En una obra “imposible” como
ésta, pues el libreto de Alfredo Colautti tiene un sinfín de defectos,
McVicar rescata el metateatro, haciendo que cada personaje se sienta en
acción y representación a la vez. Además, sus protagonistas viven con
intensidad las pasiones en disputa —se besan y tocan profusamente: la
tensión sexual es una realidad— y exprimen de cada frase musical toda la
efusión amorosa imaginable.
Amado título del ex presidente Jorge
Alessandri, él sabía sin embargo que no vale la pena montar “Adriana”
sin un cast extraordinario. Y aquí está, bajo la conducción de Mark
Elder, quien rescata detalles impresionistas en la partitura y cabalga
sobre su lirismo con pasmosa fluidez. La voz dulce de la soprano rumana
Angela Gheorghiu va bien con el carácter de la legendaria actriz,
aunque tiene poco que ver con las de Renata Tebaldi y Magda Olivero,
grandes intérpretes del rol. Gheorghiu —a quien le cuesta desprenderse
de sí misma a la hora de enfrentar un personaje— sabe decir y se entrega
de corazón a su parte; su italiano no es perfecto, y en los graves y en
el centro el esmalte tiende a desaparecer, pero canta muy bien, sus
frases son seguras y es un agrado que resuelva todo sin efectos “a la
verista”. Su Adriana no es convencional ni melodramática; de pronto es
coqueta y tierna, también se amurra y parece una niña en brazos de
Michonnet, pero cuando ve a Maurizio (o a Jonas Kaufmann) emerge de ella
un volcán difícil de contener. Su gran momento es “Poveri fiori” más que
el monólogo de “Fedra”, que resulta algo opaco, vitalizado —sin embargo—
hacia el final, cuando se requiere abandonar el recitativo para empujar
el canto al agudo.
Caruso fue el primer Maurizio de la historia.

Entradas de la colección:
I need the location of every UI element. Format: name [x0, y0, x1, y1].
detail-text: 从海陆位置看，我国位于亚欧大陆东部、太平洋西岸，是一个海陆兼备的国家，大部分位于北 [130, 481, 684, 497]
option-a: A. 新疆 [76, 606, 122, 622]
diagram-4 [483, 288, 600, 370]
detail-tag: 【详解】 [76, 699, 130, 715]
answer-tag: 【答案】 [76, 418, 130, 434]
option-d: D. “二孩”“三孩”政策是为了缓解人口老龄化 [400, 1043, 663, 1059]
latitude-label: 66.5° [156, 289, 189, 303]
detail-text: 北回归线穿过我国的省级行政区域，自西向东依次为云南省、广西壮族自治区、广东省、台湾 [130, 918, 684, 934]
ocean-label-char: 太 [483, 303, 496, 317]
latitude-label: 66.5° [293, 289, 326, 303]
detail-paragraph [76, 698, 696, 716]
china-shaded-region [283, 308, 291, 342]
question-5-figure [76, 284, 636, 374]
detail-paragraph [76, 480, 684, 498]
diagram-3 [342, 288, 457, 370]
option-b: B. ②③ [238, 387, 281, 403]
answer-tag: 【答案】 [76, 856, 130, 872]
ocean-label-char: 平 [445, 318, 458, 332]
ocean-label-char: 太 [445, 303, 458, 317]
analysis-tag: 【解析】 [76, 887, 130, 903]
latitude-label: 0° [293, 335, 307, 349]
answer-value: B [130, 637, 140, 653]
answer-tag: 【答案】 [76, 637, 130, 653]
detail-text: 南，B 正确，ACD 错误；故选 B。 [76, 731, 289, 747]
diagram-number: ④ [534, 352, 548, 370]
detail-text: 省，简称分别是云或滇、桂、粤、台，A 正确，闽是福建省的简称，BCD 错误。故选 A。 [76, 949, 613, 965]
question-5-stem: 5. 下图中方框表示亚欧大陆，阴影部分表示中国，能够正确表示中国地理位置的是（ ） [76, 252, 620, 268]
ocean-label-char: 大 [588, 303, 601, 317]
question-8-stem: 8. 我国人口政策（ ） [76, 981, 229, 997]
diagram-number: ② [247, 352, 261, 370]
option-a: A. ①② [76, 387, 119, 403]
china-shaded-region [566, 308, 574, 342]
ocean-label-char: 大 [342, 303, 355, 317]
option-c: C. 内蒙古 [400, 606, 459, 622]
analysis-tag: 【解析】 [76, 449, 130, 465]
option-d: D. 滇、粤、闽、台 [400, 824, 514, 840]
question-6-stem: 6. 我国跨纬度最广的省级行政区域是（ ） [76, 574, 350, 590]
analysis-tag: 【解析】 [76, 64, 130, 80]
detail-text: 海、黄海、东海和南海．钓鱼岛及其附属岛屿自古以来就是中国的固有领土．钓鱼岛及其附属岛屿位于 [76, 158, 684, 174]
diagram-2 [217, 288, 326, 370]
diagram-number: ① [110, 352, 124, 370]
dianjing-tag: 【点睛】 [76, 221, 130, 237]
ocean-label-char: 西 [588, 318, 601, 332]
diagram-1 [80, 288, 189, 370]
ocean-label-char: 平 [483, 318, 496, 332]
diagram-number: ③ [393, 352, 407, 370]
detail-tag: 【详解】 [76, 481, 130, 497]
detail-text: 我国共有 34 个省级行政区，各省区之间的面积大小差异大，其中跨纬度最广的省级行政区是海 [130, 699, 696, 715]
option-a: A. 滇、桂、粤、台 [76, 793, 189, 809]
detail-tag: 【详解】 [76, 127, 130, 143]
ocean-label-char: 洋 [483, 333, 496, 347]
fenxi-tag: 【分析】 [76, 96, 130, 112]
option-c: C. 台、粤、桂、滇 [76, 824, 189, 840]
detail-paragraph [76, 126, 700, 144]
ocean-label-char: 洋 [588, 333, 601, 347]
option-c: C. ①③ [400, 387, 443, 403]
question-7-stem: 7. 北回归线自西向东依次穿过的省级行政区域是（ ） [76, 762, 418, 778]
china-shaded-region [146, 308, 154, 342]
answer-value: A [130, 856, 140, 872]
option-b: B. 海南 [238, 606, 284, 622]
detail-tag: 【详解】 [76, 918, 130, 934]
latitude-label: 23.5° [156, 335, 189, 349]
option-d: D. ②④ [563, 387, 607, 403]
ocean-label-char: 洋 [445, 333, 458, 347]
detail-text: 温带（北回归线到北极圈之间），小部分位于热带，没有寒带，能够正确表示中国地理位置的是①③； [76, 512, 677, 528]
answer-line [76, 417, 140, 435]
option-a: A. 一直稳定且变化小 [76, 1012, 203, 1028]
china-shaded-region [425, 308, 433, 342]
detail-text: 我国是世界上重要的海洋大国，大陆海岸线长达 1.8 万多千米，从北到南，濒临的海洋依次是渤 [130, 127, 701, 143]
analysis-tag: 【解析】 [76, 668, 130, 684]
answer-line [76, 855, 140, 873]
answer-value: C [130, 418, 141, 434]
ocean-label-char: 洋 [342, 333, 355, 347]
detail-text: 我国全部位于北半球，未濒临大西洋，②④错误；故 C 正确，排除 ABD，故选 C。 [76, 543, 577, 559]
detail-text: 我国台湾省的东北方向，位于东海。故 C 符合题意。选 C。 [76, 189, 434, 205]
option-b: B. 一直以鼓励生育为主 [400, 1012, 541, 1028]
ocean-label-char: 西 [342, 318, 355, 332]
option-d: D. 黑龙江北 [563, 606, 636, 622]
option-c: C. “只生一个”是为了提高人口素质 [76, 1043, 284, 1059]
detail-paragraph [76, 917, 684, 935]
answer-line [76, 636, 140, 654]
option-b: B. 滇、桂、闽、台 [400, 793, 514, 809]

- _Requisitos del ejercicio_
Continúa la reseña sobre la “Adriana” de McVicar a partir de su última oración, la que presenta a Caruso como el primer Maurizio.

- _Resultado final_
Tras él, importantes tenores asumieron el rol: Bergonzi, Corelli, Del
Monaco, Carreras, Domingo. Y se diría que Jonas Kaufmann pone a todos en
entredicho. Kaufmann es un actor sin parangón, que no actúa sólo las
palabras del texto, sino la música misma, dotándola de un alma que no
existe en otras interpretaciones. A la vez, prolonga en los gestos el
sentido que quiere dar a una frase, de manera que el espectador se
convence de que aquello que él proyecta escénicamente está en la obra.
Aquí, Maurizio-Kaufmann es el objeto de deseo de dos señoras (Bouillon y
Lecouvreur), y es notable cómo las provoca de manera diferente: es un
impaciente joven apasionado con Adriana, y un hombre contrariado consigo
mismo, al vérselas con la exigente y ansiosa Princesa que no quiere
perder sus favores. Tras sus pianísimos, el timbre baritonal que sube de
manera inexplicable, el lirismo de “La dolcissima effigie” y el
abatimiento con que canta “L’anima ho stanca”, la sala cae rendida.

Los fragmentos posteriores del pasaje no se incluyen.